## BEGIN Material shown

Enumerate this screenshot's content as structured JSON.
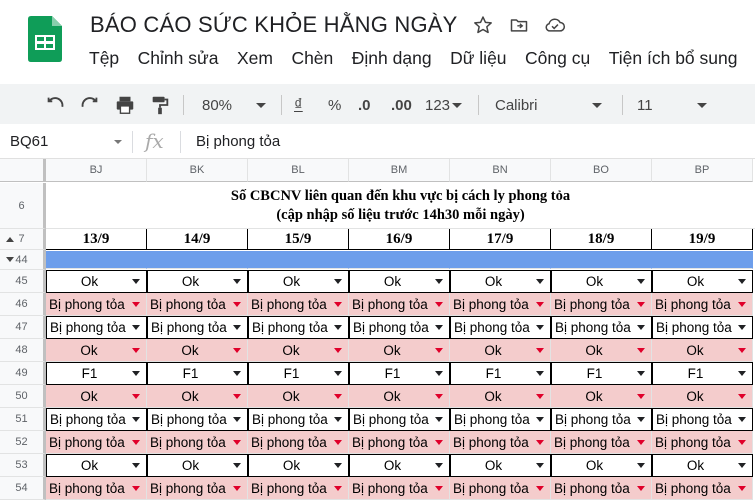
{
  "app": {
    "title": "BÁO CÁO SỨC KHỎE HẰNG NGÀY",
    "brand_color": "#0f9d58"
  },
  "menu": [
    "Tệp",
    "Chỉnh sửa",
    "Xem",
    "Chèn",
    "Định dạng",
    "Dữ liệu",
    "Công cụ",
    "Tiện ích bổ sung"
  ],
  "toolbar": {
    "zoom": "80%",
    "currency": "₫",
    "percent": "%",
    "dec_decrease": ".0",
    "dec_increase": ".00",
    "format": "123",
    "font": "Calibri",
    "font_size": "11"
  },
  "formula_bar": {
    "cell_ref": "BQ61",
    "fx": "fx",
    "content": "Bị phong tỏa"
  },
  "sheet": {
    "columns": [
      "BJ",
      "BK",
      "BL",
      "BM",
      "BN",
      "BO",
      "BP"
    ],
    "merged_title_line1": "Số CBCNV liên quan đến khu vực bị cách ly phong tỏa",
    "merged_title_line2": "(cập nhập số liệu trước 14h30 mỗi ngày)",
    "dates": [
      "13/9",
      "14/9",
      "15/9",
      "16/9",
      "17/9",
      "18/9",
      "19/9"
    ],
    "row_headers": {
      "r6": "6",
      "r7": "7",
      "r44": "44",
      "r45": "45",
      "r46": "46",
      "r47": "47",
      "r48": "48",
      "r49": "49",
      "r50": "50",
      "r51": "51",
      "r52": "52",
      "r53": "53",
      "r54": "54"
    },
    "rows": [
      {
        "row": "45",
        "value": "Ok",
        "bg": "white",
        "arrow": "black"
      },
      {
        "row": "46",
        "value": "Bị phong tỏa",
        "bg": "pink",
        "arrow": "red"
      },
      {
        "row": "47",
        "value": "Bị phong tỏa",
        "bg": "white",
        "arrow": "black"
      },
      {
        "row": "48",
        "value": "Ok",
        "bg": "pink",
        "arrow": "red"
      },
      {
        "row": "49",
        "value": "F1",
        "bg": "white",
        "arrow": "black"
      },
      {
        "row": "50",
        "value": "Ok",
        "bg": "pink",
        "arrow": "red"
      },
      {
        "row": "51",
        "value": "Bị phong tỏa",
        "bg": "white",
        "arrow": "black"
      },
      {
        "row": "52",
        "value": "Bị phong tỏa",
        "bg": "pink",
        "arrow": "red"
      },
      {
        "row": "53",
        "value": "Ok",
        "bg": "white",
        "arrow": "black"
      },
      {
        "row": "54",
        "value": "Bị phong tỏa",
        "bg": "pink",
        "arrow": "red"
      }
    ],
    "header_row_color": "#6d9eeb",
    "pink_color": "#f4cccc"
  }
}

## END Material shown

_Task requirements_
Repeat verbatim all the material, but not the pictures.

_Output below_
Enumerate this screenshot's content as structured JSON.
{
  "app": {
    "title": "BÁO CÁO SỨC KHỎE HẰNG NGÀY",
    "brand_color": "#0f9d58"
  },
  "menu": [
    "Tệp",
    "Chỉnh sửa",
    "Xem",
    "Chèn",
    "Định dạng",
    "Dữ liệu",
    "Công cụ",
    "Tiện ích bổ sung"
  ],
  "toolbar": {
    "zoom": "80%",
    "currency": "₫",
    "percent": "%",
    "dec_decrease": ".0",
    "dec_increase": ".00",
    "format": "123",
    "font": "Calibri",
    "font_size": "11"
  },
  "formula_bar": {
    "cell_ref": "BQ61",
    "fx": "fx",
    "content": "Bị phong tỏa"
  },
  "sheet": {
    "columns": [
      "BJ",
      "BK",
      "BL",
      "BM",
      "BN",
      "BO",
      "BP"
    ],
    "merged_title_line1": "Số CBCNV liên quan đến khu vực bị cách ly phong tỏa",
    "merged_title_line2": "(cập nhập số liệu trước 14h30 mỗi ngày)",
    "dates": [
      "13/9",
      "14/9",
      "15/9",
      "16/9",
      "17/9",
      "18/9",
      "19/9"
    ],
    "row_headers": {
      "r6": "6",
      "r7": "7",
      "r44": "44",
      "r45": "45",
      "r46": "46",
      "r47": "47",
      "r48": "48",
      "r49": "49",
      "r50": "50",
      "r51": "51",
      "r52": "52",
      "r53": "53",
      "r54": "54"
    },
    "rows": [
      {
        "row": "45",
        "value": "Ok",
        "bg": "white",
        "arrow": "black"
      },
      {
        "row": "46",
        "value": "Bị phong tỏa",
        "bg": "pink",
        "arrow": "red"
      },
      {
        "row": "47",
        "value": "Bị phong tỏa",
        "bg": "white",
        "arrow": "black"
      },
      {
        "row": "48",
        "value": "Ok",
        "bg": "pink",
        "arrow": "red"
      },
      {
        "row": "49",
        "value": "F1",
        "bg": "white",
        "arrow": "black"
      },
      {
        "row": "50",
        "value": "Ok",
        "bg": "pink",
        "arrow": "red"
      },
      {
        "row": "51",
        "value": "Bị phong tỏa",
        "bg": "white",
        "arrow": "black"
      },
      {
        "row": "52",
        "value": "Bị phong tỏa",
        "bg": "pink",
        "arrow": "red"
      },
      {
        "row": "53",
        "value": "Ok",
        "bg": "white",
        "arrow": "black"
      },
      {
        "row": "54",
        "value": "Bị phong tỏa",
        "bg": "pink",
        "arrow": "red"
      }
    ],
    "header_row_color": "#6d9eeb",
    "pink_color": "#f4cccc"
  }
}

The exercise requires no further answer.